STATED EXERCISE: Reproduce this listing in full.

[Records from a dataset]
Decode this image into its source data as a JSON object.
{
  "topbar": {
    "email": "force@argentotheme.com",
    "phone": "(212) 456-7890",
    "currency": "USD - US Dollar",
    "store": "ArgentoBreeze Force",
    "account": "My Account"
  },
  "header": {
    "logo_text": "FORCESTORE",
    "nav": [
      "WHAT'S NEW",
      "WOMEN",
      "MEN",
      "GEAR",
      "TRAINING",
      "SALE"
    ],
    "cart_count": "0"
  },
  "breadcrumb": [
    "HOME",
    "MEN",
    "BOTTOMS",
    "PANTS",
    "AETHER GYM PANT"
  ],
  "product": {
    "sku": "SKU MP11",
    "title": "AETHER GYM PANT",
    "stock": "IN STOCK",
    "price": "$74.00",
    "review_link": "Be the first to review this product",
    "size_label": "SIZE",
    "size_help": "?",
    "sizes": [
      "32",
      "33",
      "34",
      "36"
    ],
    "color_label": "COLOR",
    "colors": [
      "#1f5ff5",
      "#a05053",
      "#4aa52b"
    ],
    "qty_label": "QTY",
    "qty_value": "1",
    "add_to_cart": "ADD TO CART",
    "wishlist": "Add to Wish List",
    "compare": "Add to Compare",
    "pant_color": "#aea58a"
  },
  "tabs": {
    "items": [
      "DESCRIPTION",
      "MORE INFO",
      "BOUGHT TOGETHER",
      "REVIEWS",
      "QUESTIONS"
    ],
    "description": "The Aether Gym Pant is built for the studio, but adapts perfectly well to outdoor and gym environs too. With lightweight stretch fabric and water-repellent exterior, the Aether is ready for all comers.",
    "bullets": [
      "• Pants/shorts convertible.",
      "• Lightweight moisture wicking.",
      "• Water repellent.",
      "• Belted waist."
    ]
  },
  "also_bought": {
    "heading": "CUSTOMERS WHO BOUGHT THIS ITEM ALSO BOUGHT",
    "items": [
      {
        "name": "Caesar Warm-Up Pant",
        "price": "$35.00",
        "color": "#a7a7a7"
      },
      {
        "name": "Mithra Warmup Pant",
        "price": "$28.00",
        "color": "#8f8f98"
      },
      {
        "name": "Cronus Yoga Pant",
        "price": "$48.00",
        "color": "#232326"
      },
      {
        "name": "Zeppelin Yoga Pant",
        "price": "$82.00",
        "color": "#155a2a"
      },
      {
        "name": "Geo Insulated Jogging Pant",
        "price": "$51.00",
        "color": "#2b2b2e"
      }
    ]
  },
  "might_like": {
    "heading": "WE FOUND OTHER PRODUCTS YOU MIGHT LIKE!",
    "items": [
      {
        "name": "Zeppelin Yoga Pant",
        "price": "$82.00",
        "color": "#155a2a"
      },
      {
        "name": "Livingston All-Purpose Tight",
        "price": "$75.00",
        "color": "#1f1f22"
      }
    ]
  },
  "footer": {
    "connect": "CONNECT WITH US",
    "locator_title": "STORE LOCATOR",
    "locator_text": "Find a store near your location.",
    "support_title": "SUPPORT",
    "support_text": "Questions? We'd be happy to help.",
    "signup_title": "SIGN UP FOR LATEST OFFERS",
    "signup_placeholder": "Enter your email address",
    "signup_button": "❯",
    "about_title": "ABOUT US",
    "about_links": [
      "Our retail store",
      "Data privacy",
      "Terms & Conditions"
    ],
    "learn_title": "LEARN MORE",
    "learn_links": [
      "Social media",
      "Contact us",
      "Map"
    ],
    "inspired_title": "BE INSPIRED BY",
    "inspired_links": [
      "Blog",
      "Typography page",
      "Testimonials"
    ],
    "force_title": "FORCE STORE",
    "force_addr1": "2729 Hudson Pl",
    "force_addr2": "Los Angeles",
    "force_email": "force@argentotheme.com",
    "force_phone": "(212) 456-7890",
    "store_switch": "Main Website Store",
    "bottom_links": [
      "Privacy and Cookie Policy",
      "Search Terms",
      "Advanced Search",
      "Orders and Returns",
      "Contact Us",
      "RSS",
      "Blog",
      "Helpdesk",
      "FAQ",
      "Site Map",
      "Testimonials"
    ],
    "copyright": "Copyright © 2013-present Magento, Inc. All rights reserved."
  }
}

FULL OUTPUT:
Decode this image into its source data as a JSON object.
{
  "topbar": {
    "email": "force@argentotheme.com",
    "phone": "(212) 456-7890",
    "currency": "USD - US Dollar",
    "store": "ArgentoBreeze Force",
    "account": "My Account"
  },
  "header": {
    "logo_text": "FORCESTORE",
    "nav": [
      "WHAT'S NEW",
      "WOMEN",
      "MEN",
      "GEAR",
      "TRAINING",
      "SALE"
    ],
    "cart_count": "0"
  },
  "breadcrumb": [
    "HOME",
    "MEN",
    "BOTTOMS",
    "PANTS",
    "AETHER GYM PANT"
  ],
  "product": {
    "sku": "SKU MP11",
    "title": "AETHER GYM PANT",
    "stock": "IN STOCK",
    "price": "$74.00",
    "review_link": "Be the first to review this product",
    "size_label": "SIZE",
    "size_help": "?",
    "sizes": [
      "32",
      "33",
      "34",
      "36"
    ],
    "color_label": "COLOR",
    "colors": [
      "#1f5ff5",
      "#a05053",
      "#4aa52b"
    ],
    "qty_label": "QTY",
    "qty_value": "1",
    "add_to_cart": "ADD TO CART",
    "wishlist": "Add to Wish List",
    "compare": "Add to Compare",
    "pant_color": "#aea58a"
  },
  "tabs": {
    "items": [
      "DESCRIPTION",
      "MORE INFO",
      "BOUGHT TOGETHER",
      "REVIEWS",
      "QUESTIONS"
    ],
    "description": "The Aether Gym Pant is built for the studio, but adapts perfectly well to outdoor and gym environs too. With lightweight stretch fabric and water-repellent exterior, the Aether is ready for all comers.",
    "bullets": [
      "• Pants/shorts convertible.",
      "• Lightweight moisture wicking.",
      "• Water repellent.",
      "• Belted waist."
    ]
  },
  "also_bought": {
    "heading": "CUSTOMERS WHO BOUGHT THIS ITEM ALSO BOUGHT",
    "items": [
      {
        "name": "Caesar Warm-Up Pant",
        "price": "$35.00",
        "color": "#a7a7a7"
      },
      {
        "name": "Mithra Warmup Pant",
        "price": "$28.00",
        "color": "#8f8f98"
      },
      {
        "name": "Cronus Yoga Pant",
        "price": "$48.00",
        "color": "#232326"
      },
      {
        "name": "Zeppelin Yoga Pant",
        "price": "$82.00",
        "color": "#155a2a"
      },
      {
        "name": "Geo Insulated Jogging Pant",
        "price": "$51.00",
        "color": "#2b2b2e"
      }
    ]
  },
  "might_like": {
    "heading": "WE FOUND OTHER PRODUCTS YOU MIGHT LIKE!",
    "items": [
      {
        "name": "Zeppelin Yoga Pant",
        "price": "$82.00",
        "color": "#155a2a"
      },
      {
        "name": "Livingston All-Purpose Tight",
        "price": "$75.00",
        "color": "#1f1f22"
      }
    ]
  },
  "footer": {
    "connect": "CONNECT WITH US",
    "locator_title": "STORE LOCATOR",
    "locator_text": "Find a store near your location.",
    "support_title": "SUPPORT",
    "support_text": "Questions? We'd be happy to help.",
    "signup_title": "SIGN UP FOR LATEST OFFERS",
    "signup_placeholder": "Enter your email address",
    "signup_button": "❯",
    "about_title": "ABOUT US",
    "about_links": [
      "Our retail store",
      "Data privacy",
      "Terms & Conditions"
    ],
    "learn_title": "LEARN MORE",
    "learn_links": [
      "Social media",
      "Contact us",
      "Map"
    ],
    "inspired_title": "BE INSPIRED BY",
    "inspired_links": [
      "Blog",
      "Typography page",
      "Testimonials"
    ],
    "force_title": "FORCE STORE",
    "force_addr1": "2729 Hudson Pl",
    "force_addr2": "Los Angeles",
    "force_email": "force@argentotheme.com",
    "force_phone": "(212) 456-7890",
    "store_switch": "Main Website Store",
    "bottom_links": [
      "Privacy and Cookie Policy",
      "Search Terms",
      "Advanced Search",
      "Orders and Returns",
      "Contact Us",
      "RSS",
      "Blog",
      "Helpdesk",
      "FAQ",
      "Site Map",
      "Testimonials"
    ],
    "copyright": "Copyright © 2013-present Magento, Inc. All rights reserved."
  }
}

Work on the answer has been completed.